#### Work to be completed
Leave out the pictures and repeat exactly the lines from the one containing "What data populates" through the final line of the listing below.

-- Material start --

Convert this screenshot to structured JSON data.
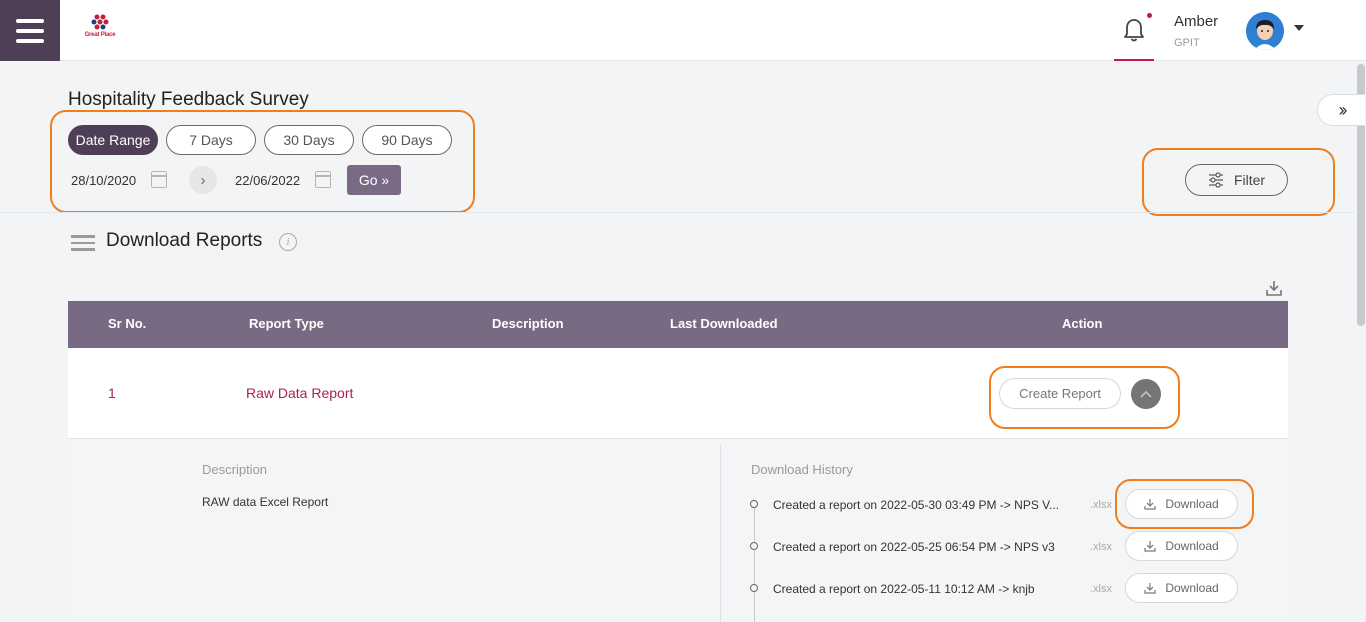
{
  "header": {
    "menu_icon": "hamburger-icon",
    "logo_text": "Great Place",
    "notification_icon": "bell-icon",
    "user_name": "Amber",
    "user_org": "GPIT",
    "caret_icon": "caret-down-icon"
  },
  "page": {
    "title": "Hospitality Feedback Survey",
    "side_toggle": "››"
  },
  "range": {
    "chips": [
      "Date Range",
      "7 Days",
      "30 Days",
      "90 Days"
    ],
    "active_chip": "Date Range",
    "start_date": "28/10/2020",
    "end_date": "22/06/2022",
    "go_label": "Go »",
    "arrow": "›"
  },
  "filter": {
    "label": "Filter"
  },
  "section": {
    "title": "Download Reports",
    "info": "i"
  },
  "table": {
    "headers": [
      "Sr No.",
      "Report Type",
      "Description",
      "Last Downloaded",
      "Action"
    ],
    "rows": [
      {
        "sr": "1",
        "report_type": "Raw Data Report",
        "create_label": "Create Report"
      }
    ]
  },
  "details": {
    "description_label": "Description",
    "description": "RAW data Excel Report",
    "history_label": "Download History",
    "history": [
      {
        "text": "Created a report on 2022-05-30 03:49 PM -> NPS V...",
        "ext": ".xlsx",
        "button": "Download"
      },
      {
        "text": "Created a report on 2022-05-25 06:54 PM -> NPS v3",
        "ext": ".xlsx",
        "button": "Download"
      },
      {
        "text": "Created a report on 2022-05-11 10:12 AM -> knjb",
        "ext": ".xlsx",
        "button": "Download"
      }
    ]
  },
  "colors": {
    "brand_dark": "#4e3f57",
    "table_header": "#786a83",
    "accent_red": "#b0204a",
    "highlight": "#f07d1e"
  }
}
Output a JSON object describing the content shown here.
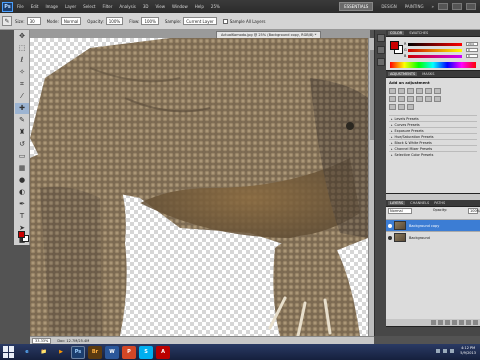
{
  "menubar": {
    "logo": "Ps",
    "items": [
      "File",
      "Edit",
      "Image",
      "Layer",
      "Select",
      "Filter",
      "Analysis",
      "3D",
      "View",
      "Window",
      "Help"
    ],
    "zoom": "25%",
    "workspaces": [
      "ESSENTIALS",
      "DESIGN",
      "PAINTING"
    ],
    "workspace_more": "»"
  },
  "options": {
    "size_label": "Size:",
    "size": "30",
    "mode_label": "Mode:",
    "mode": "Normal",
    "opacity_label": "Opacity:",
    "opacity": "100%",
    "flow_label": "Flow:",
    "flow": "100%",
    "sample_label": "Sample:",
    "sample": "Current Layer",
    "sample_all": "Sample All Layers"
  },
  "document": {
    "tab_title": "ActualKomodo.jpg @ 25% (Background copy, RGB/8) *",
    "zoom": "33.33%",
    "doc_info": "Doc: 12.7M/25.4M"
  },
  "colors": {
    "foreground": "#cc0000",
    "background": "#ffffff"
  },
  "panels": {
    "color": {
      "tab1": "COLOR",
      "tab2": "SWATCHES",
      "r": "R",
      "g": "G",
      "b": "B",
      "r_val": "204",
      "g_val": "0",
      "b_val": "0"
    },
    "adjustments": {
      "tab1": "ADJUSTMENTS",
      "tab2": "MASKS",
      "title": "Add an adjustment",
      "presets": [
        "Levels Presets",
        "Curves Presets",
        "Exposure Presets",
        "Hue/Saturation Presets",
        "Black & White Presets",
        "Channel Mixer Presets",
        "Selective Color Presets"
      ]
    },
    "layers": {
      "tab1": "LAYERS",
      "tab2": "CHANNELS",
      "tab3": "PATHS",
      "blend": "Normal",
      "opacity_label": "Opacity:",
      "opacity": "100%",
      "items": [
        "Background copy",
        "Background"
      ]
    }
  },
  "taskbar": {
    "apps": [
      "e",
      "📁",
      "▶",
      "Ps",
      "Br",
      "W",
      "P",
      "S",
      "A"
    ],
    "time": "4:12 PM",
    "date": "5/9/2013"
  }
}
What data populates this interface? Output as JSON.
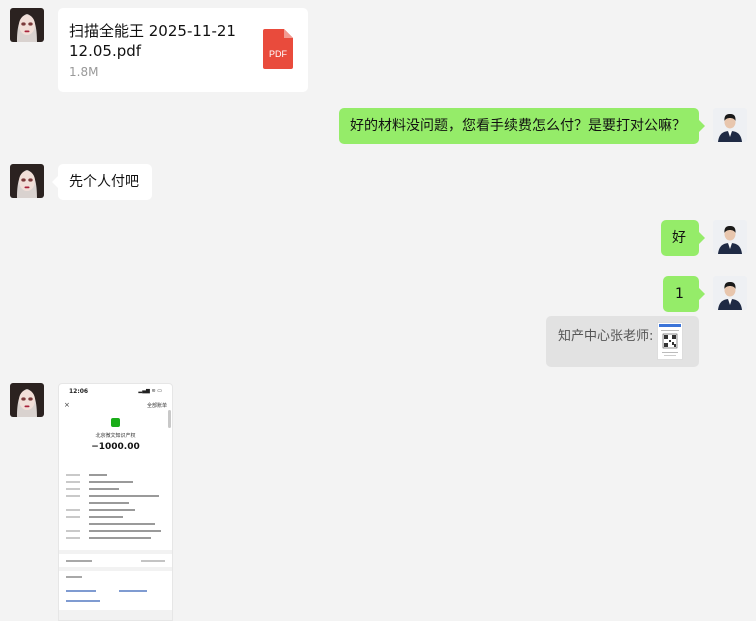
{
  "messages": {
    "file": {
      "name": "扫描全能王 2025-11-21 12.05.pdf",
      "size": "1.8M",
      "icon_label": "PDF"
    },
    "out1": "好的材料没问题，您看手续费怎么付？是要打对公嘛？",
    "in2": "先个人付吧",
    "out2": "好",
    "out3": "1",
    "card": {
      "text": "知产中心张老师:"
    },
    "image": {
      "status_time": "12:06",
      "close": "×",
      "all_bills": "全部账单",
      "merchant": "北京微文知识产权",
      "amount": "−1000.00"
    }
  },
  "colors": {
    "out_bubble": "#95ec69",
    "in_bubble": "#ffffff",
    "background": "#f3f3f3",
    "pdf_red": "#e94b3c"
  }
}
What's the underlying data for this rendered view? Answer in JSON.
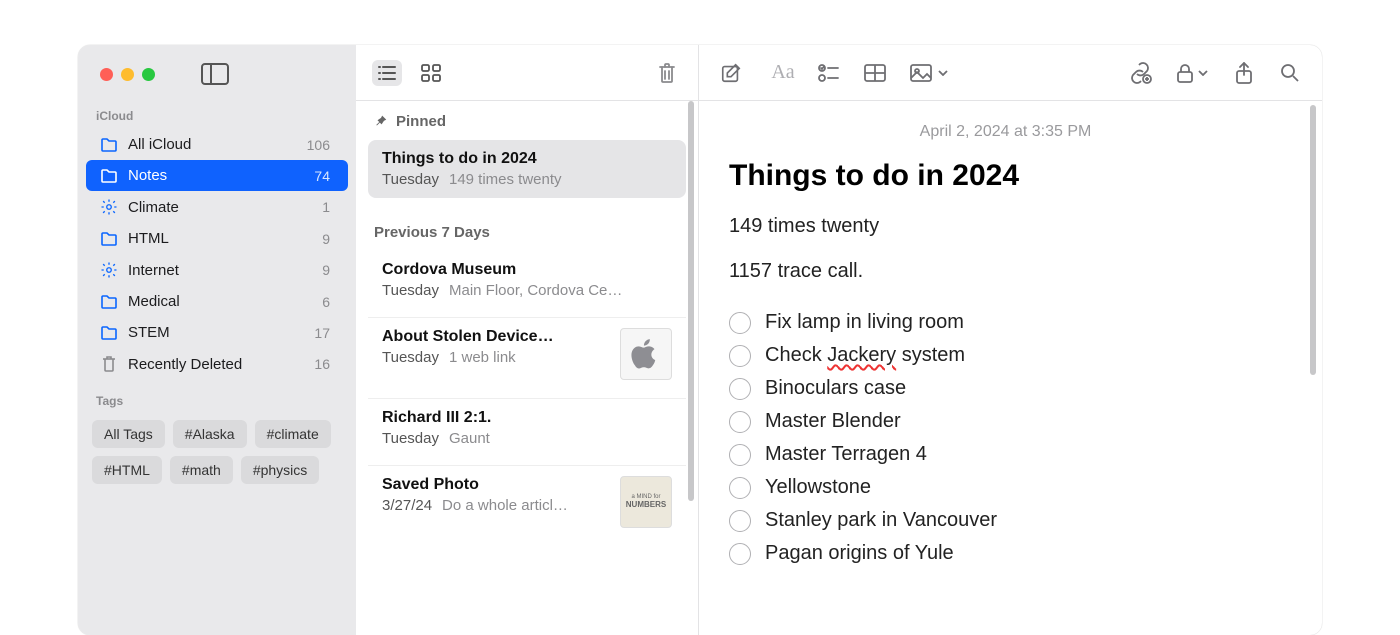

-- Material end --

#### Final result
What data populates this interface? Output as JSON.
{
  "messages": {
    "file": {
      "name": "扫描全能王 2025-11-21 12.05.pdf",
      "size": "1.8M",
      "icon_label": "PDF"
    },
    "out1": "好的材料没问题，您看手续费怎么付？是要打对公嘛？",
    "in2": "先个人付吧",
    "out2": "好",
    "out3": "1",
    "card": {
      "text": "知产中心张老师:"
    },
    "image": {
      "status_time": "12:06",
      "close": "×",
      "all_bills": "全部账单",
      "merchant": "北京微文知识产权",
      "amount": "−1000.00"
    }
  },
  "colors": {
    "out_bubble": "#95ec69",
    "in_bubble": "#ffffff",
    "background": "#f3f3f3",
    "pdf_red": "#e94b3c"
  }
}
What's the underlying data for this rendered view? Answer in JSON.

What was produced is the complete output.